* _Written task_: Copy the records below exactly as they appear.

* _Dataset content_:
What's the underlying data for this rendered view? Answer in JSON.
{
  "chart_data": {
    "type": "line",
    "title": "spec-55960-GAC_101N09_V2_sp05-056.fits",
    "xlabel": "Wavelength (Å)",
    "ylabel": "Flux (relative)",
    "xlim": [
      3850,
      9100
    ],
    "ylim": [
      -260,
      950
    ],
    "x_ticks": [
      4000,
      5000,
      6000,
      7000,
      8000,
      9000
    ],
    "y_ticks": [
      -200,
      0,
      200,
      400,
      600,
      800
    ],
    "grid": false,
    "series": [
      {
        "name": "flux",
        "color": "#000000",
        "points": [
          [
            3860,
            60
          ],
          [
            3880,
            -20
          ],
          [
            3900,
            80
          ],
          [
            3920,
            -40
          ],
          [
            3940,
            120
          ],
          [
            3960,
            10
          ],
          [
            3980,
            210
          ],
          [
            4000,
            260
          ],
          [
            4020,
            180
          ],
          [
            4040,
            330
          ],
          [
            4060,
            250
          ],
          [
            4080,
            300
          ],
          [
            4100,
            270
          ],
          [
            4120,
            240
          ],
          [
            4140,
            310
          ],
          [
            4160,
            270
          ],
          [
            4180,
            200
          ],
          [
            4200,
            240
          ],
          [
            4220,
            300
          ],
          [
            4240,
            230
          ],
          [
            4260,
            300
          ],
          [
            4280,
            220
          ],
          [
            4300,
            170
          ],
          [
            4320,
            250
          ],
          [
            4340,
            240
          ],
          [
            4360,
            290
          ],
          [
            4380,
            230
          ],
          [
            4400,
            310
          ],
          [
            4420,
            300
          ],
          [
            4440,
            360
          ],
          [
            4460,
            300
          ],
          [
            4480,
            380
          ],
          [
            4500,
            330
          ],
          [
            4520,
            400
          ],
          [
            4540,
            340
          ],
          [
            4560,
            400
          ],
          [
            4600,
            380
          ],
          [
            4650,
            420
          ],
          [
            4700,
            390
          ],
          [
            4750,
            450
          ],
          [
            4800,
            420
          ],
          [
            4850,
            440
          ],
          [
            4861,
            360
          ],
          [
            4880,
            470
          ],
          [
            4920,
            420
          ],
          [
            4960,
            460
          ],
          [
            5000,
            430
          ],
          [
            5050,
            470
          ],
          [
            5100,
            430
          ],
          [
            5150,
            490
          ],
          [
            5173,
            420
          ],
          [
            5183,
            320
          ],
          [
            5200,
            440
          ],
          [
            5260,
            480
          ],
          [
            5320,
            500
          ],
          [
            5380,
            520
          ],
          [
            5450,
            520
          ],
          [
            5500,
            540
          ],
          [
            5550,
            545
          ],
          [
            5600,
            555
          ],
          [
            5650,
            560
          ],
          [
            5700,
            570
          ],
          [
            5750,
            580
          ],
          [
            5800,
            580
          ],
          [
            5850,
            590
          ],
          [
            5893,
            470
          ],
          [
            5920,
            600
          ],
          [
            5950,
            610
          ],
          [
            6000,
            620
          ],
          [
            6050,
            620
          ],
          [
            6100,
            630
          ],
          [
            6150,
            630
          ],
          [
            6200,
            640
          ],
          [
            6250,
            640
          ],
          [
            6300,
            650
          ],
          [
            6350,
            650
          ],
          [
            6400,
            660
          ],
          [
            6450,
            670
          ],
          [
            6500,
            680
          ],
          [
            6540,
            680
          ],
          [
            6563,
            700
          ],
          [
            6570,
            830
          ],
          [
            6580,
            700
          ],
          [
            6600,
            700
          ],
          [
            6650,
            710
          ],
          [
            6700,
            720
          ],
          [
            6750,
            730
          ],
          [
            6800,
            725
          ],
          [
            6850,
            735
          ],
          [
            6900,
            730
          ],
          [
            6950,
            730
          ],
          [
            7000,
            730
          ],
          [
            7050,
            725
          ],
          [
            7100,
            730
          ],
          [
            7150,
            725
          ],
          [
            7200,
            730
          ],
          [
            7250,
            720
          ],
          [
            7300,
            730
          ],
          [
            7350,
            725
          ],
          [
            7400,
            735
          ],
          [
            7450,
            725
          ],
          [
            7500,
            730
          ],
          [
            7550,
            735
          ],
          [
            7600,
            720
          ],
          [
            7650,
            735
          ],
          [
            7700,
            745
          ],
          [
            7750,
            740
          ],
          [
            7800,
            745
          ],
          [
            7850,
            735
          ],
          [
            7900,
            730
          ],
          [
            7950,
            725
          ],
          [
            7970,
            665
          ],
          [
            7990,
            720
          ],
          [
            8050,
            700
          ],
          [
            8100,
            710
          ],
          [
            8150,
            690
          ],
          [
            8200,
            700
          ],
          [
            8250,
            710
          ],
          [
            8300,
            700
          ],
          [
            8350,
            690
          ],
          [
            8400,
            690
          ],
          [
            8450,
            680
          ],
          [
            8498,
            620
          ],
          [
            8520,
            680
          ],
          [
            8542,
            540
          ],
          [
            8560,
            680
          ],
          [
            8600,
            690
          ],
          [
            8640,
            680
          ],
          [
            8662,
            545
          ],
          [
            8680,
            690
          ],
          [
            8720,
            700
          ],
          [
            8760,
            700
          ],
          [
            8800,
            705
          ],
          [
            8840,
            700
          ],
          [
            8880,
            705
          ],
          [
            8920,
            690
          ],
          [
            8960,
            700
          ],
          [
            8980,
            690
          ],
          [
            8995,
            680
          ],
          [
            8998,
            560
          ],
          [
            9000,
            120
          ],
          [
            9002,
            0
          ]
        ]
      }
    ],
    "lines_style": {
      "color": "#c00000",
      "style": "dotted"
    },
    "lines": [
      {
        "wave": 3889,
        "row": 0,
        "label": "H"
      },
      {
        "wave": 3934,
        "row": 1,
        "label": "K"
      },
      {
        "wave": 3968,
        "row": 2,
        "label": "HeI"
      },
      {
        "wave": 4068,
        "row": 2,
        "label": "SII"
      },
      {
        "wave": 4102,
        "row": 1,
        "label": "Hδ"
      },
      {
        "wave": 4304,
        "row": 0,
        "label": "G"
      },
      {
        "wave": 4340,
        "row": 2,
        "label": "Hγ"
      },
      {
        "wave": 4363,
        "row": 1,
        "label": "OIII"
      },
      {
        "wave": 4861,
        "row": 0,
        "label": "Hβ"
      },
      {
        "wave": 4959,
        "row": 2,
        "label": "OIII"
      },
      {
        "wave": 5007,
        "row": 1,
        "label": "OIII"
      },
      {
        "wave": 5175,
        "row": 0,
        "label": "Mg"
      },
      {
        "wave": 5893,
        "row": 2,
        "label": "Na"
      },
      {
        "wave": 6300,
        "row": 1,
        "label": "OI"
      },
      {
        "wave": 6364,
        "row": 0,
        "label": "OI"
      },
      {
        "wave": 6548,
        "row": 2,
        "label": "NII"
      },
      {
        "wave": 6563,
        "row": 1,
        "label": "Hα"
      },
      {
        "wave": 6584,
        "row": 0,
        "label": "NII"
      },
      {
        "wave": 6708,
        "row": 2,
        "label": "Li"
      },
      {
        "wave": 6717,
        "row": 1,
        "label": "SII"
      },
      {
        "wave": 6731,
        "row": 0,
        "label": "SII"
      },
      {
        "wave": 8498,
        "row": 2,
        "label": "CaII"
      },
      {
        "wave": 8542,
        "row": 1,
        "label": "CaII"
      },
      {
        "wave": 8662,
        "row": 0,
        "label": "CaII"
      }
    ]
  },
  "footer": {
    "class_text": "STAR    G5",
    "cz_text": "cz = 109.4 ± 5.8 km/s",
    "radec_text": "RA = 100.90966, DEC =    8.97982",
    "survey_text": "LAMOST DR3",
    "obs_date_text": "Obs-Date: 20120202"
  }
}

* _Output of the task_:
What's the underlying data for this rendered view? Answer in JSON.
{
  "chart_data": {
    "type": "line",
    "title": "spec-55960-GAC_101N09_V2_sp05-056.fits",
    "xlabel": "Wavelength (Å)",
    "ylabel": "Flux (relative)",
    "xlim": [
      3850,
      9100
    ],
    "ylim": [
      -260,
      950
    ],
    "x_ticks": [
      4000,
      5000,
      6000,
      7000,
      8000,
      9000
    ],
    "y_ticks": [
      -200,
      0,
      200,
      400,
      600,
      800
    ],
    "grid": false,
    "series": [
      {
        "name": "flux",
        "color": "#000000",
        "points": [
          [
            3860,
            60
          ],
          [
            3880,
            -20
          ],
          [
            3900,
            80
          ],
          [
            3920,
            -40
          ],
          [
            3940,
            120
          ],
          [
            3960,
            10
          ],
          [
            3980,
            210
          ],
          [
            4000,
            260
          ],
          [
            4020,
            180
          ],
          [
            4040,
            330
          ],
          [
            4060,
            250
          ],
          [
            4080,
            300
          ],
          [
            4100,
            270
          ],
          [
            4120,
            240
          ],
          [
            4140,
            310
          ],
          [
            4160,
            270
          ],
          [
            4180,
            200
          ],
          [
            4200,
            240
          ],
          [
            4220,
            300
          ],
          [
            4240,
            230
          ],
          [
            4260,
            300
          ],
          [
            4280,
            220
          ],
          [
            4300,
            170
          ],
          [
            4320,
            250
          ],
          [
            4340,
            240
          ],
          [
            4360,
            290
          ],
          [
            4380,
            230
          ],
          [
            4400,
            310
          ],
          [
            4420,
            300
          ],
          [
            4440,
            360
          ],
          [
            4460,
            300
          ],
          [
            4480,
            380
          ],
          [
            4500,
            330
          ],
          [
            4520,
            400
          ],
          [
            4540,
            340
          ],
          [
            4560,
            400
          ],
          [
            4600,
            380
          ],
          [
            4650,
            420
          ],
          [
            4700,
            390
          ],
          [
            4750,
            450
          ],
          [
            4800,
            420
          ],
          [
            4850,
            440
          ],
          [
            4861,
            360
          ],
          [
            4880,
            470
          ],
          [
            4920,
            420
          ],
          [
            4960,
            460
          ],
          [
            5000,
            430
          ],
          [
            5050,
            470
          ],
          [
            5100,
            430
          ],
          [
            5150,
            490
          ],
          [
            5173,
            420
          ],
          [
            5183,
            320
          ],
          [
            5200,
            440
          ],
          [
            5260,
            480
          ],
          [
            5320,
            500
          ],
          [
            5380,
            520
          ],
          [
            5450,
            520
          ],
          [
            5500,
            540
          ],
          [
            5550,
            545
          ],
          [
            5600,
            555
          ],
          [
            5650,
            560
          ],
          [
            5700,
            570
          ],
          [
            5750,
            580
          ],
          [
            5800,
            580
          ],
          [
            5850,
            590
          ],
          [
            5893,
            470
          ],
          [
            5920,
            600
          ],
          [
            5950,
            610
          ],
          [
            6000,
            620
          ],
          [
            6050,
            620
          ],
          [
            6100,
            630
          ],
          [
            6150,
            630
          ],
          [
            6200,
            640
          ],
          [
            6250,
            640
          ],
          [
            6300,
            650
          ],
          [
            6350,
            650
          ],
          [
            6400,
            660
          ],
          [
            6450,
            670
          ],
          [
            6500,
            680
          ],
          [
            6540,
            680
          ],
          [
            6563,
            700
          ],
          [
            6570,
            830
          ],
          [
            6580,
            700
          ],
          [
            6600,
            700
          ],
          [
            6650,
            710
          ],
          [
            6700,
            720
          ],
          [
            6750,
            730
          ],
          [
            6800,
            725
          ],
          [
            6850,
            735
          ],
          [
            6900,
            730
          ],
          [
            6950,
            730
          ],
          [
            7000,
            730
          ],
          [
            7050,
            725
          ],
          [
            7100,
            730
          ],
          [
            7150,
            725
          ],
          [
            7200,
            730
          ],
          [
            7250,
            720
          ],
          [
            7300,
            730
          ],
          [
            7350,
            725
          ],
          [
            7400,
            735
          ],
          [
            7450,
            725
          ],
          [
            7500,
            730
          ],
          [
            7550,
            735
          ],
          [
            7600,
            720
          ],
          [
            7650,
            735
          ],
          [
            7700,
            745
          ],
          [
            7750,
            740
          ],
          [
            7800,
            745
          ],
          [
            7850,
            735
          ],
          [
            7900,
            730
          ],
          [
            7950,
            725
          ],
          [
            7970,
            665
          ],
          [
            7990,
            720
          ],
          [
            8050,
            700
          ],
          [
            8100,
            710
          ],
          [
            8150,
            690
          ],
          [
            8200,
            700
          ],
          [
            8250,
            710
          ],
          [
            8300,
            700
          ],
          [
            8350,
            690
          ],
          [
            8400,
            690
          ],
          [
            8450,
            680
          ],
          [
            8498,
            620
          ],
          [
            8520,
            680
          ],
          [
            8542,
            540
          ],
          [
            8560,
            680
          ],
          [
            8600,
            690
          ],
          [
            8640,
            680
          ],
          [
            8662,
            545
          ],
          [
            8680,
            690
          ],
          [
            8720,
            700
          ],
          [
            8760,
            700
          ],
          [
            8800,
            705
          ],
          [
            8840,
            700
          ],
          [
            8880,
            705
          ],
          [
            8920,
            690
          ],
          [
            8960,
            700
          ],
          [
            8980,
            690
          ],
          [
            8995,
            680
          ],
          [
            8998,
            560
          ],
          [
            9000,
            120
          ],
          [
            9002,
            0
          ]
        ]
      }
    ],
    "lines_style": {
      "color": "#c00000",
      "style": "dotted"
    },
    "lines": [
      {
        "wave": 3889,
        "row": 0,
        "label": "H"
      },
      {
        "wave": 3934,
        "row": 1,
        "label": "K"
      },
      {
        "wave": 3968,
        "row": 2,
        "label": "HeI"
      },
      {
        "wave": 4068,
        "row": 2,
        "label": "SII"
      },
      {
        "wave": 4102,
        "row": 1,
        "label": "Hδ"
      },
      {
        "wave": 4304,
        "row": 0,
        "label": "G"
      },
      {
        "wave": 4340,
        "row": 2,
        "label": "Hγ"
      },
      {
        "wave": 4363,
        "row": 1,
        "label": "OIII"
      },
      {
        "wave": 4861,
        "row": 0,
        "label": "Hβ"
      },
      {
        "wave": 4959,
        "row": 2,
        "label": "OIII"
      },
      {
        "wave": 5007,
        "row": 1,
        "label": "OIII"
      },
      {
        "wave": 5175,
        "row": 0,
        "label": "Mg"
      },
      {
        "wave": 5893,
        "row": 2,
        "label": "Na"
      },
      {
        "wave": 6300,
        "row": 1,
        "label": "OI"
      },
      {
        "wave": 6364,
        "row": 0,
        "label": "OI"
      },
      {
        "wave": 6548,
        "row": 2,
        "label": "NII"
      },
      {
        "wave": 6563,
        "row": 1,
        "label": "Hα"
      },
      {
        "wave": 6584,
        "row": 0,
        "label": "NII"
      },
      {
        "wave": 6708,
        "row": 2,
        "label": "Li"
      },
      {
        "wave": 6717,
        "row": 1,
        "label": "SII"
      },
      {
        "wave": 6731,
        "row": 0,
        "label": "SII"
      },
      {
        "wave": 8498,
        "row": 2,
        "label": "CaII"
      },
      {
        "wave": 8542,
        "row": 1,
        "label": "CaII"
      },
      {
        "wave": 8662,
        "row": 0,
        "label": "CaII"
      }
    ]
  },
  "footer": {
    "class_text": "STAR    G5",
    "cz_text": "cz = 109.4 ± 5.8 km/s",
    "radec_text": "RA = 100.90966, DEC =    8.97982",
    "survey_text": "LAMOST DR3",
    "obs_date_text": "Obs-Date: 20120202"
  }
}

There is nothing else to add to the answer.